- 抜粋 -
((

どれも、日常の中で耳にすることがあるような言葉です。

マイクロアグレッションとは?
日常生活の中で、無意識の偏見や思い込みが言葉や態度に表れ、相手に否定的・排他的なメッセージとして伝わることを指します。 特徴のひとつは、発言した本人に悪意があるとは限らないこと。「褒めたつもり」「会話のきっかけのつもり」だった言葉にも、無意識の思い込みが含まれていることがあります。

マイクロアグレッションへの「気づき」を社会に広げようと、山脇ゼミの学生たちが考案したこのカルタ。先輩から後輩へと引き継がれ、今回のワークショップでも、参加者が自身の経験と重ねながら意見を交わしました。

))

- 課題 -
**A.** マイクロアグレッションの抜粋の「どれも、日常の中で耳にすることがあるような言葉です。」から「ねながら意見を交わしました。」までの部分を、「マイクロアグレッション」を「小さな攻撃」に置き換えて書き直してください。
**B.** マイクロアグレッションの抜粋を、最後の文のあとから書き続けてください。
このあとの一覧は、上の抜粋とは別のところから取ったものです。

- データ一覧 -
((

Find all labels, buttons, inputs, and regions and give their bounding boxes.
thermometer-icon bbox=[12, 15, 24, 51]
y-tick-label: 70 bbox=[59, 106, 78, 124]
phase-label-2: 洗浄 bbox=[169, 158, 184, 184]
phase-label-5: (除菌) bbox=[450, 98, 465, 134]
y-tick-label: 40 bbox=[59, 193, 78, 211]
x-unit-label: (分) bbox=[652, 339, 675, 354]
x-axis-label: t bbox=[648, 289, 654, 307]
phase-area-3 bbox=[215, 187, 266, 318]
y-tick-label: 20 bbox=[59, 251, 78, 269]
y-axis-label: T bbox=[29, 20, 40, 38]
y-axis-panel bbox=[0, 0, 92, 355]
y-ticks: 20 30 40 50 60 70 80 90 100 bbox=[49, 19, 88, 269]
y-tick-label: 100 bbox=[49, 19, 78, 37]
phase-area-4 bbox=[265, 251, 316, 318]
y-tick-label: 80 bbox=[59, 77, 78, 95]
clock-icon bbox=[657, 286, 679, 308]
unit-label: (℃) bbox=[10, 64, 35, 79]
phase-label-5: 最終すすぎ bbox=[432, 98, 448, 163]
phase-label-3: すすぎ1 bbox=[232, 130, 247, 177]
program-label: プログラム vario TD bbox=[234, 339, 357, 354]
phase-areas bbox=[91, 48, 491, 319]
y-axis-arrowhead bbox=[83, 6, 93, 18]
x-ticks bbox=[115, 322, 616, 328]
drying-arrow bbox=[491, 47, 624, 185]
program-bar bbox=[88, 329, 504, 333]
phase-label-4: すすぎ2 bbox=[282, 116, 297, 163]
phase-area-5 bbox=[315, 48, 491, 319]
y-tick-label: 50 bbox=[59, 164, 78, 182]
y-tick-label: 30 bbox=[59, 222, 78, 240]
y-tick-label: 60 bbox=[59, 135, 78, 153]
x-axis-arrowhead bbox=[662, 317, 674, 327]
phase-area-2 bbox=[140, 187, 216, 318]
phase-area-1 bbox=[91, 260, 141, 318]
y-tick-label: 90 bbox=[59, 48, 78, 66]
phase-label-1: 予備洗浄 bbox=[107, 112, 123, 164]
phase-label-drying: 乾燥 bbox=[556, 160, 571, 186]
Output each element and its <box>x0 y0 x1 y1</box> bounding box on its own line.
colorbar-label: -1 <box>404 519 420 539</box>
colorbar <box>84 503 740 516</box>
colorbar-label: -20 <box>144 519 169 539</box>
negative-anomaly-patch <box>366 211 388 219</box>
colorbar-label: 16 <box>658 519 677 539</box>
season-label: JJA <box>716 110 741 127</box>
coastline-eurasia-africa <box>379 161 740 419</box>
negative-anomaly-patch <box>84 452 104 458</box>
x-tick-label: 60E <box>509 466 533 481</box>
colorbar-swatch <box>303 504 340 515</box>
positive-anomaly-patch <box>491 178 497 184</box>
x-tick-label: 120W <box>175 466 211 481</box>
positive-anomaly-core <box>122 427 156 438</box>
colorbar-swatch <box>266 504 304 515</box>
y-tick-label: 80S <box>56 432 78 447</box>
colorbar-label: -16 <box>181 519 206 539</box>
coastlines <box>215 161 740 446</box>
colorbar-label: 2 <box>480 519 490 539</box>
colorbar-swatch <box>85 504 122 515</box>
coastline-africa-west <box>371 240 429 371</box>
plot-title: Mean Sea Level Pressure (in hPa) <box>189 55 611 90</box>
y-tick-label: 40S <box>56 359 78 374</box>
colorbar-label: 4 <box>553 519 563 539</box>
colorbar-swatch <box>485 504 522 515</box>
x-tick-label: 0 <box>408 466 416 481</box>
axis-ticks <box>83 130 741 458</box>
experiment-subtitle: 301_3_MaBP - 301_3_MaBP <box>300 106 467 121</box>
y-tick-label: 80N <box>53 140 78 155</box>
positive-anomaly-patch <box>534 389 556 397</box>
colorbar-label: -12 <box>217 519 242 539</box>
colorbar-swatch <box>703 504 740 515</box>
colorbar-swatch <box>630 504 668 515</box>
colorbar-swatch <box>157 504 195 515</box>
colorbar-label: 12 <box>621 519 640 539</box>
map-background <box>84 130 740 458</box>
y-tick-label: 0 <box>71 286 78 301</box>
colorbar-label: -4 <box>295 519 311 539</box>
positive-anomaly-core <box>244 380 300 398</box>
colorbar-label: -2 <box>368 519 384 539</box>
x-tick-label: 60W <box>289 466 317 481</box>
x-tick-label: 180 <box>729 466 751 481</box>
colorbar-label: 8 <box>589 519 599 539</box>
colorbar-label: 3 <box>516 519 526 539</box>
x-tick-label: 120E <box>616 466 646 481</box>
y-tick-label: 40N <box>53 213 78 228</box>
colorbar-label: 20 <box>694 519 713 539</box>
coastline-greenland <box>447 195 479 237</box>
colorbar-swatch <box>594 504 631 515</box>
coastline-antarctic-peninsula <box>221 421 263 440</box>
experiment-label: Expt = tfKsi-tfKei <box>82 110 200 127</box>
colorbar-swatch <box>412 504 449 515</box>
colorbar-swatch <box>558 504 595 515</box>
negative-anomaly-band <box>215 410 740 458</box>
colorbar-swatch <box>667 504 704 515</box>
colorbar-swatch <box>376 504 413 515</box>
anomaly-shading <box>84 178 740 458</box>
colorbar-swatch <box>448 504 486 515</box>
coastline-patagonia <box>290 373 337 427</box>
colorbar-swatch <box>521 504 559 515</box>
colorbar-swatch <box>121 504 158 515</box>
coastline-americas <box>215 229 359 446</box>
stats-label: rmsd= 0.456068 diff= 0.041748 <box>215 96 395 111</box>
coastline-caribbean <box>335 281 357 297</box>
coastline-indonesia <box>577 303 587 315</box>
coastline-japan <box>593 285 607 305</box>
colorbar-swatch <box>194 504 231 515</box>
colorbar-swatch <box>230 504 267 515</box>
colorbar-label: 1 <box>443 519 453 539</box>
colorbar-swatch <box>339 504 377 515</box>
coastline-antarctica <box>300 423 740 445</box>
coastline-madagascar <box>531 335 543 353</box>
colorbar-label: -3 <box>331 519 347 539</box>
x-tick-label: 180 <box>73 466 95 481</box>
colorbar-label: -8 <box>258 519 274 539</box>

))

- 解答 -
**A.**
どれも、日常の中で耳にすることがあるような言葉です。

小さな攻撃とは?
日常生活の中で、無意識の偏見や思い込みが言葉や態度に表れ、相手に否定的・排他的なメッセージとして伝わることを指します。 特徴のひとつは、発言した本人に悪意があるとは限らないこと。「褒めたつもり」「会話のきっかけのつもり」だった言葉にも、無意識の思い込みが含まれていることがあります。

小さな攻撃への「気づき」を社会に広げようと、山脇ゼミの学生たちが考案したこのカルタ。先輩から後輩へと引き継がれ、今回のワークショップでも、参加者が自身の経験と重ねながら意見を交わしました。

**B.**
「カルタは子どもから大人まで楽しめて、馴染みやすく、親近感もあります。学生たちには、かわいいイラストにして、幅広い世代にマイクロアグレッションを知ってもらいたい思いもあったと思います。私たちはこのカルタを、親しみを込めて、マイアグ・カルタと呼んでいます」(山脇先生)

GTNの山田さん。

参加したGTNの山田さんは、カルタをきっかけに、自身のこれまでのコミュニケーションを振り返ったといいます。
「前職でも海外の方と食事をする機会があって、箸の使い方が上手だと、褒めたい気持ちで『上手ですね』『どうやってそんなに上手になったんですか』と話していました。会話のきっかけにしようと思って言っていたんです」(山田さん)

もちろん、そこに悪意はありません。それでも今回、「必ず相手が傷つくわけではないけれど、その可能性がある」と知ったことが、一つの気づきになったといいます。

「言ってはいけない言葉」を覚えることが答えではない

ピープルポートの藤井さん。

では、「日本語が上手ですね」「箸の使い方が上手ですね」は、これから言ってはいけないのでしょうか。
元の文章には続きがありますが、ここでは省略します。